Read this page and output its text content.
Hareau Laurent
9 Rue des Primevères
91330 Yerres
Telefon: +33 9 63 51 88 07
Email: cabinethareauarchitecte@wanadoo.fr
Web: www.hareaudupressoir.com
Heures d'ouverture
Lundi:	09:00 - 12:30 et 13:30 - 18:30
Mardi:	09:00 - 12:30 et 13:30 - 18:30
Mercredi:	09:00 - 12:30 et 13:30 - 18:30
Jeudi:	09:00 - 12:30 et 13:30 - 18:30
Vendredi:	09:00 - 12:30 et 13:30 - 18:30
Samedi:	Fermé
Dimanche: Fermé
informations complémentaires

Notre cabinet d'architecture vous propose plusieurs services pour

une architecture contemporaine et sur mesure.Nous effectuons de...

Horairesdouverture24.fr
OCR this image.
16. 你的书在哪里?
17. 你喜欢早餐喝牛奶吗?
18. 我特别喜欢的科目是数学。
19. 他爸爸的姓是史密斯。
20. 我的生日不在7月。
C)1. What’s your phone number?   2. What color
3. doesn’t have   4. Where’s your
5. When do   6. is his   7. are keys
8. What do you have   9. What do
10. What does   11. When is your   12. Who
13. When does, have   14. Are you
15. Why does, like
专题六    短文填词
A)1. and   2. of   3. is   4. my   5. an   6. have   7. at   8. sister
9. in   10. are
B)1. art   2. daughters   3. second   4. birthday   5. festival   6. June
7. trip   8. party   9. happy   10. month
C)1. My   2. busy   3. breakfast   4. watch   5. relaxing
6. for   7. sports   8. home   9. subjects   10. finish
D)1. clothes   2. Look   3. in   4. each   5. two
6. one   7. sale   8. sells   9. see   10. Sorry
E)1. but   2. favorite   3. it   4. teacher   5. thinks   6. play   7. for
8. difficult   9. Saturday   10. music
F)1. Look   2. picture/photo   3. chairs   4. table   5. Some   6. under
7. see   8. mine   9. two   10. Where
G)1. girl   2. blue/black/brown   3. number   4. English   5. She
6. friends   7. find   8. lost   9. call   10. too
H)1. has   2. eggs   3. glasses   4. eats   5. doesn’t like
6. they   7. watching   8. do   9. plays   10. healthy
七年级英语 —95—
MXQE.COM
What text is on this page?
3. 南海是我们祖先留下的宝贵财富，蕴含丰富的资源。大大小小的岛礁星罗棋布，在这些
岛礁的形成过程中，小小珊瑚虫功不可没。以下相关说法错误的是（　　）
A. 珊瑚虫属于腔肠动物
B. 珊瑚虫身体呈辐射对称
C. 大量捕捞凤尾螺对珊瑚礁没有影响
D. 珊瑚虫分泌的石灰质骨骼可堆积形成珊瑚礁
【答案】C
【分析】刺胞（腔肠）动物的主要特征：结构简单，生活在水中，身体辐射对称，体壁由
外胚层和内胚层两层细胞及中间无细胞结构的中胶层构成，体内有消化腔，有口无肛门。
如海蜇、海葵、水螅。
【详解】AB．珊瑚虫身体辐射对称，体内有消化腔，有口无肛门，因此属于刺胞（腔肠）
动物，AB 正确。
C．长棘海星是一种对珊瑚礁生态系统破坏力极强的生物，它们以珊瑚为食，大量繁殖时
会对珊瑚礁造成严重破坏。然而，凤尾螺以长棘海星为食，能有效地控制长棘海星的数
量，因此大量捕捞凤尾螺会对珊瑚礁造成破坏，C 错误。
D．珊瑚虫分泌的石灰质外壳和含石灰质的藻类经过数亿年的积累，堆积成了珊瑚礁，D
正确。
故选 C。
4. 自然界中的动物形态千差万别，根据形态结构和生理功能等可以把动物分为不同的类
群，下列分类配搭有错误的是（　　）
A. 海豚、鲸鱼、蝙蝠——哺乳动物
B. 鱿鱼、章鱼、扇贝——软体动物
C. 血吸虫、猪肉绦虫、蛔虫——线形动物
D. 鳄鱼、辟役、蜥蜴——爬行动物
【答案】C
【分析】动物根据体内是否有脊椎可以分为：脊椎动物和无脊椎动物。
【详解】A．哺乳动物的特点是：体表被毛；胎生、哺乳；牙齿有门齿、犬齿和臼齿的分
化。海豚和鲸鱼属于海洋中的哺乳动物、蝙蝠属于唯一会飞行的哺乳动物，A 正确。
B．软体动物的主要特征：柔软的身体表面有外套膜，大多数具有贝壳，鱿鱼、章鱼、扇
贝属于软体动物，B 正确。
# # # # # # #
- Written exercise: Make an exact copy of the material above.

- Completed task:
Read this page and output its text content.
Hareau Laurent
9 Rue des Primevères
91330 Yerres
Telefon: +33 9 63 51 88 07
Email: cabinethareauarchitecte@wanadoo.fr
Web: www.hareaudupressoir.com
Heures d'ouverture
Lundi:	09:00 - 12:30 et 13:30 - 18:30
Mardi:	09:00 - 12:30 et 13:30 - 18:30
Mercredi:	09:00 - 12:30 et 13:30 - 18:30
Jeudi:	09:00 - 12:30 et 13:30 - 18:30
Vendredi:	09:00 - 12:30 et 13:30 - 18:30
Samedi:	Fermé
Dimanche: Fermé
informations complémentaires

Notre cabinet d'architecture vous propose plusieurs services pour

une architecture contemporaine et sur mesure.Nous effectuons de...

Horairesdouverture24.fr
OCR this image.
16. 你的书在哪里?
17. 你喜欢早餐喝牛奶吗?
18. 我特别喜欢的科目是数学。
19. 他爸爸的姓是史密斯。
20. 我的生日不在7月。
C)1. What’s your phone number?   2. What color
3. doesn’t have   4. Where’s your
5. When do   6. is his   7. are keys
8. What do you have   9. What do
10. What does   11. When is your   12. Who
13. When does, have   14. Are you
15. Why does, like
专题六    短文填词
A)1. and   2. of   3. is   4. my   5. an   6. have   7. at   8. sister
9. in   10. are
B)1. art   2. daughters   3. second   4. birthday   5. festival   6. June
7. trip   8. party   9. happy   10. month
C)1. My   2. busy   3. breakfast   4. watch   5. relaxing
6. for   7. sports   8. home   9. subjects   10. finish
D)1. clothes   2. Look   3. in   4. each   5. two
6. one   7. sale   8. sells   9. see   10. Sorry
E)1. but   2. favorite   3. it   4. teacher   5. thinks   6. play   7. for
8. difficult   9. Saturday   10. music
F)1. Look   2. picture/photo   3. chairs   4. table   5. Some   6. under
7. see   8. mine   9. two   10. Where
G)1. girl   2. blue/black/brown   3. number   4. English   5. She
6. friends   7. find   8. lost   9. call   10. too
H)1. has   2. eggs   3. glasses   4. eats   5. doesn’t like
6. they   7. watching   8. do   9. plays   10. healthy
七年级英语 —95—
MXQE.COM
What text is on this page?
3. 南海是我们祖先留下的宝贵财富，蕴含丰富的资源。大大小小的岛礁星罗棋布，在这些
岛礁的形成过程中，小小珊瑚虫功不可没。以下相关说法错误的是（　　）
A. 珊瑚虫属于腔肠动物
B. 珊瑚虫身体呈辐射对称
C. 大量捕捞凤尾螺对珊瑚礁没有影响
D. 珊瑚虫分泌的石灰质骨骼可堆积形成珊瑚礁
【答案】C
【分析】刺胞（腔肠）动物的主要特征：结构简单，生活在水中，身体辐射对称，体壁由
外胚层和内胚层两层细胞及中间无细胞结构的中胶层构成，体内有消化腔，有口无肛门。
如海蜇、海葵、水螅。
【详解】AB．珊瑚虫身体辐射对称，体内有消化腔，有口无肛门，因此属于刺胞（腔肠）
动物，AB 正确。
C．长棘海星是一种对珊瑚礁生态系统破坏力极强的生物，它们以珊瑚为食，大量繁殖时
会对珊瑚礁造成严重破坏。然而，凤尾螺以长棘海星为食，能有效地控制长棘海星的数
量，因此大量捕捞凤尾螺会对珊瑚礁造成破坏，C 错误。
D．珊瑚虫分泌的石灰质外壳和含石灰质的藻类经过数亿年的积累，堆积成了珊瑚礁，D
正确。
故选 C。
4. 自然界中的动物形态千差万别，根据形态结构和生理功能等可以把动物分为不同的类
群，下列分类配搭有错误的是（　　）
A. 海豚、鲸鱼、蝙蝠——哺乳动物
B. 鱿鱼、章鱼、扇贝——软体动物
C. 血吸虫、猪肉绦虫、蛔虫——线形动物
D. 鳄鱼、辟役、蜥蜴——爬行动物
【答案】C
【分析】动物根据体内是否有脊椎可以分为：脊椎动物和无脊椎动物。
【详解】A．哺乳动物的特点是：体表被毛；胎生、哺乳；牙齿有门齿、犬齿和臼齿的分
化。海豚和鲸鱼属于海洋中的哺乳动物、蝙蝠属于唯一会飞行的哺乳动物，A 正确。
B．软体动物的主要特征：柔软的身体表面有外套膜，大多数具有贝壳，鱿鱼、章鱼、扇
贝属于软体动物，B 正确。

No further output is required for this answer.